> Work to do: Extract the full set of records that follows, word for word.

########################################

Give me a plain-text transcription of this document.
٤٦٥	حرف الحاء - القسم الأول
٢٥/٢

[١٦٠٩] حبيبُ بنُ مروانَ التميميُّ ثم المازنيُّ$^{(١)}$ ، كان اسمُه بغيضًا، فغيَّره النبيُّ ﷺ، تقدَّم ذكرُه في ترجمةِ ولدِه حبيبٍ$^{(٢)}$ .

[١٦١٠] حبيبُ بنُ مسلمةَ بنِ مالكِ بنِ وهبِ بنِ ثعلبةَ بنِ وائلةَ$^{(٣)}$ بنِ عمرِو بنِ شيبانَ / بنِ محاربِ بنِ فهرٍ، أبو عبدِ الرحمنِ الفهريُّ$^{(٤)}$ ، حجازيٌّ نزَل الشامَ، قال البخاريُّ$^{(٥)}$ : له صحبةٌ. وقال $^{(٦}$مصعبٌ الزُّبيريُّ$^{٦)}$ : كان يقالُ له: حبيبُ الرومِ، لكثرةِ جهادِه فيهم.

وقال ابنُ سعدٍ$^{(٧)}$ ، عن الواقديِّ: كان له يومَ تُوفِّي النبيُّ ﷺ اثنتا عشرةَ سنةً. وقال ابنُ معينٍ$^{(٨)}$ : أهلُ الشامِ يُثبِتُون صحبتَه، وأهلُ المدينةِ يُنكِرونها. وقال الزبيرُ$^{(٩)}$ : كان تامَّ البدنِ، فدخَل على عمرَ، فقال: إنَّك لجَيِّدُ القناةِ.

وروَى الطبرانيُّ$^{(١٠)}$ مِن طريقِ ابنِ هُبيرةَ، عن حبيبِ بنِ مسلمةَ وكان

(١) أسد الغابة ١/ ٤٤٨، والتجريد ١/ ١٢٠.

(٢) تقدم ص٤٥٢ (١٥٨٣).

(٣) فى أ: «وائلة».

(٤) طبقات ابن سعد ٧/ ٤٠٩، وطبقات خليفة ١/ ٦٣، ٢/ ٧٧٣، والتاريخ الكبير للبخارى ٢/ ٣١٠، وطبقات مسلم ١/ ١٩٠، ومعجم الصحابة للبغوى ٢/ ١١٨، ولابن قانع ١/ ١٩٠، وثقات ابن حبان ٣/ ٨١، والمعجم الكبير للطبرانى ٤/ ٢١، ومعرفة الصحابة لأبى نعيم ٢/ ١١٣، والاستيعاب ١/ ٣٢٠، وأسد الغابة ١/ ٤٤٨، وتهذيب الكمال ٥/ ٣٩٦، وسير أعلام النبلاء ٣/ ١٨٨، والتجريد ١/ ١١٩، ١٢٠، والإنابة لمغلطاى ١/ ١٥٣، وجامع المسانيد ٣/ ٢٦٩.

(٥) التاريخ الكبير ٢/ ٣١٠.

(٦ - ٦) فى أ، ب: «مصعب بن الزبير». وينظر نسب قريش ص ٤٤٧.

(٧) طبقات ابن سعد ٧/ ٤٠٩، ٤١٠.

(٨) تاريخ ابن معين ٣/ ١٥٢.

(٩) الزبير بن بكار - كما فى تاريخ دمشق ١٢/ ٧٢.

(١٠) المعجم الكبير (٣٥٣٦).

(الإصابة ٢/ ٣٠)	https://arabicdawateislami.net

########################################

> Written response:
Give me a plain-text transcription of this document.
٤٦٥	حرف الحاء - القسم الأول
٢٥/٢

[١٦٠٩] حبيبُ بنُ مروانَ التميميُّ ثم المازنيُّ$^{(١)}$ ، كان اسمُه بغيضًا، فغيَّره النبيُّ ﷺ، تقدَّم ذكرُه في ترجمةِ ولدِه حبيبٍ$^{(٢)}$ .

[١٦١٠] حبيبُ بنُ مسلمةَ بنِ مالكِ بنِ وهبِ بنِ ثعلبةَ بنِ وائلةَ$^{(٣)}$ بنِ عمرِو بنِ شيبانَ / بنِ محاربِ بنِ فهرٍ، أبو عبدِ الرحمنِ الفهريُّ$^{(٤)}$ ، حجازيٌّ نزَل الشامَ، قال البخاريُّ$^{(٥)}$ : له صحبةٌ. وقال $^{(٦}$مصعبٌ الزُّبيريُّ$^{٦)}$ : كان يقالُ له: حبيبُ الرومِ، لكثرةِ جهادِه فيهم.

وقال ابنُ سعدٍ$^{(٧)}$ ، عن الواقديِّ: كان له يومَ تُوفِّي النبيُّ ﷺ اثنتا عشرةَ سنةً. وقال ابنُ معينٍ$^{(٨)}$ : أهلُ الشامِ يُثبِتُون صحبتَه، وأهلُ المدينةِ يُنكِرونها. وقال الزبيرُ$^{(٩)}$ : كان تامَّ البدنِ، فدخَل على عمرَ، فقال: إنَّك لجَيِّدُ القناةِ.

وروَى الطبرانيُّ$^{(١٠)}$ مِن طريقِ ابنِ هُبيرةَ، عن حبيبِ بنِ مسلمةَ وكان

(١) أسد الغابة ١/ ٤٤٨، والتجريد ١/ ١٢٠.

(٢) تقدم ص٤٥٢ (١٥٨٣).

(٣) فى أ: «وائلة».

(٤) طبقات ابن سعد ٧/ ٤٠٩، وطبقات خليفة ١/ ٦٣، ٢/ ٧٧٣، والتاريخ الكبير للبخارى ٢/ ٣١٠، وطبقات مسلم ١/ ١٩٠، ومعجم الصحابة للبغوى ٢/ ١١٨، ولابن قانع ١/ ١٩٠، وثقات ابن حبان ٣/ ٨١، والمعجم الكبير للطبرانى ٤/ ٢١، ومعرفة الصحابة لأبى نعيم ٢/ ١١٣، والاستيعاب ١/ ٣٢٠، وأسد الغابة ١/ ٤٤٨، وتهذيب الكمال ٥/ ٣٩٦، وسير أعلام النبلاء ٣/ ١٨٨، والتجريد ١/ ١١٩، ١٢٠، والإنابة لمغلطاى ١/ ١٥٣، وجامع المسانيد ٣/ ٢٦٩.

(٥) التاريخ الكبير ٢/ ٣١٠.

(٦ - ٦) فى أ، ب: «مصعب بن الزبير». وينظر نسب قريش ص ٤٤٧.

(٧) طبقات ابن سعد ٧/ ٤٠٩، ٤١٠.

(٨) تاريخ ابن معين ٣/ ١٥٢.

(٩) الزبير بن بكار - كما فى تاريخ دمشق ١٢/ ٧٢.

(١٠) المعجم الكبير (٣٥٣٦).

(الإصابة ٢/ ٣٠)	https://arabicdawateislami.net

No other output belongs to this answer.